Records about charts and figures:
★ ★ ★ ★ ★

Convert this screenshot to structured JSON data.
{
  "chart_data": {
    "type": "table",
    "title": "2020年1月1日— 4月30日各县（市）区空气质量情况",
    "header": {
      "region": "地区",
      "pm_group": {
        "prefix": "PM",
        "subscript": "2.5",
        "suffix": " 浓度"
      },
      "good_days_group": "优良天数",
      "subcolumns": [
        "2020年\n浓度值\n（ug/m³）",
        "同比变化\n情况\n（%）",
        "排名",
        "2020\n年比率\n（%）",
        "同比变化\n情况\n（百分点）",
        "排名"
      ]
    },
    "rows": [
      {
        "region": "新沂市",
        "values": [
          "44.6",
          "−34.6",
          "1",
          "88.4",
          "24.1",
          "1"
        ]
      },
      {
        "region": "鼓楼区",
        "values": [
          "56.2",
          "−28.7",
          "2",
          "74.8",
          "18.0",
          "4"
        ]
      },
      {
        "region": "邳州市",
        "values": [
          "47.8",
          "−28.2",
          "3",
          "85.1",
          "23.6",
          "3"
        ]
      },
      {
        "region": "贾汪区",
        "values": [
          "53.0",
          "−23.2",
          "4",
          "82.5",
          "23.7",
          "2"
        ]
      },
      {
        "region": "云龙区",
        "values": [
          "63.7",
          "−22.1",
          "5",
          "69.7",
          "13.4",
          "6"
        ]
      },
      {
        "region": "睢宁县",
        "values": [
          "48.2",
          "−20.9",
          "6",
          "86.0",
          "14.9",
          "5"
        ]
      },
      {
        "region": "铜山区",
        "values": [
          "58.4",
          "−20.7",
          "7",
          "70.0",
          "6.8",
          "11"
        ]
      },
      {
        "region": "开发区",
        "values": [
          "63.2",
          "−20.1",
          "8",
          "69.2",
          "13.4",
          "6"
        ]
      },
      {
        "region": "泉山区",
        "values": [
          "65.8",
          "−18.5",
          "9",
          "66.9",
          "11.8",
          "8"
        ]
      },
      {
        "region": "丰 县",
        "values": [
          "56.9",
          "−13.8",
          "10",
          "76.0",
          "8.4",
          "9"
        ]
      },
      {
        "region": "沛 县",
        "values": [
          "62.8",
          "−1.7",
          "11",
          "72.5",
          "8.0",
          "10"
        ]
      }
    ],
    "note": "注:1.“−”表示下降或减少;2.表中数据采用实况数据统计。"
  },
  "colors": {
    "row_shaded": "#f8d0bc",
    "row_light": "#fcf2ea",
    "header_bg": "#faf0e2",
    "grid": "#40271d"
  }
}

★ ★ ★ ★ ★

STATED EXERCISE: Write out the whole listing again, exactly as it stands.

COMPLETED TASK:
Convert this screenshot to structured JSON data.
{
  "chart_data": {
    "type": "table",
    "title": "2020年1月1日— 4月30日各县（市）区空气质量情况",
    "header": {
      "region": "地区",
      "pm_group": {
        "prefix": "PM",
        "subscript": "2.5",
        "suffix": " 浓度"
      },
      "good_days_group": "优良天数",
      "subcolumns": [
        "2020年\n浓度值\n（ug/m³）",
        "同比变化\n情况\n（%）",
        "排名",
        "2020\n年比率\n（%）",
        "同比变化\n情况\n（百分点）",
        "排名"
      ]
    },
    "rows": [
      {
        "region": "新沂市",
        "values": [
          "44.6",
          "−34.6",
          "1",
          "88.4",
          "24.1",
          "1"
        ]
      },
      {
        "region": "鼓楼区",
        "values": [
          "56.2",
          "−28.7",
          "2",
          "74.8",
          "18.0",
          "4"
        ]
      },
      {
        "region": "邳州市",
        "values": [
          "47.8",
          "−28.2",
          "3",
          "85.1",
          "23.6",
          "3"
        ]
      },
      {
        "region": "贾汪区",
        "values": [
          "53.0",
          "−23.2",
          "4",
          "82.5",
          "23.7",
          "2"
        ]
      },
      {
        "region": "云龙区",
        "values": [
          "63.7",
          "−22.1",
          "5",
          "69.7",
          "13.4",
          "6"
        ]
      },
      {
        "region": "睢宁县",
        "values": [
          "48.2",
          "−20.9",
          "6",
          "86.0",
          "14.9",
          "5"
        ]
      },
      {
        "region": "铜山区",
        "values": [
          "58.4",
          "−20.7",
          "7",
          "70.0",
          "6.8",
          "11"
        ]
      },
      {
        "region": "开发区",
        "values": [
          "63.2",
          "−20.1",
          "8",
          "69.2",
          "13.4",
          "6"
        ]
      },
      {
        "region": "泉山区",
        "values": [
          "65.8",
          "−18.5",
          "9",
          "66.9",
          "11.8",
          "8"
        ]
      },
      {
        "region": "丰 县",
        "values": [
          "56.9",
          "−13.8",
          "10",
          "76.0",
          "8.4",
          "9"
        ]
      },
      {
        "region": "沛 县",
        "values": [
          "62.8",
          "−1.7",
          "11",
          "72.5",
          "8.0",
          "10"
        ]
      }
    ],
    "note": "注:1.“−”表示下降或减少;2.表中数据采用实况数据统计。"
  },
  "colors": {
    "row_shaded": "#f8d0bc",
    "row_light": "#fcf2ea",
    "header_bg": "#faf0e2",
    "grid": "#40271d"
  }
}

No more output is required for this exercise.